• **Exercise**: Write out the listing exactly as it is given.

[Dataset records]
^^^^^^^^^^^^^^^^

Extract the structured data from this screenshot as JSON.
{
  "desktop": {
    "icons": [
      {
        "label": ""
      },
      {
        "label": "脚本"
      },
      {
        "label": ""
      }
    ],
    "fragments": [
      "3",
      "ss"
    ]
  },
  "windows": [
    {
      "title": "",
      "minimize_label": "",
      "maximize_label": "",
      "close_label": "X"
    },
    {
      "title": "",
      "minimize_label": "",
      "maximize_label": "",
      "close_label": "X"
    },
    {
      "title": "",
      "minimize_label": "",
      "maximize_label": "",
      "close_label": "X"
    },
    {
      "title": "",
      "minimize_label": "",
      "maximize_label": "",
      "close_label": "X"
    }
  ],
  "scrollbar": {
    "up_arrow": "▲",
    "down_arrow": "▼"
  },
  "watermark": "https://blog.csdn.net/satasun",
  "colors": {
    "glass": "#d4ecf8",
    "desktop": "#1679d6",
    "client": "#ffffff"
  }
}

^^^^^^^^^^^^^^^^

• **Output of the task**:
Extract the structured data from this screenshot as JSON.
{
  "desktop": {
    "icons": [
      {
        "label": ""
      },
      {
        "label": "脚本"
      },
      {
        "label": ""
      }
    ],
    "fragments": [
      "3",
      "ss"
    ]
  },
  "windows": [
    {
      "title": "",
      "minimize_label": "",
      "maximize_label": "",
      "close_label": "X"
    },
    {
      "title": "",
      "minimize_label": "",
      "maximize_label": "",
      "close_label": "X"
    },
    {
      "title": "",
      "minimize_label": "",
      "maximize_label": "",
      "close_label": "X"
    },
    {
      "title": "",
      "minimize_label": "",
      "maximize_label": "",
      "close_label": "X"
    }
  ],
  "scrollbar": {
    "up_arrow": "▲",
    "down_arrow": "▼"
  },
  "watermark": "https://blog.csdn.net/satasun",
  "colors": {
    "glass": "#d4ecf8",
    "desktop": "#1679d6",
    "client": "#ffffff"
  }
}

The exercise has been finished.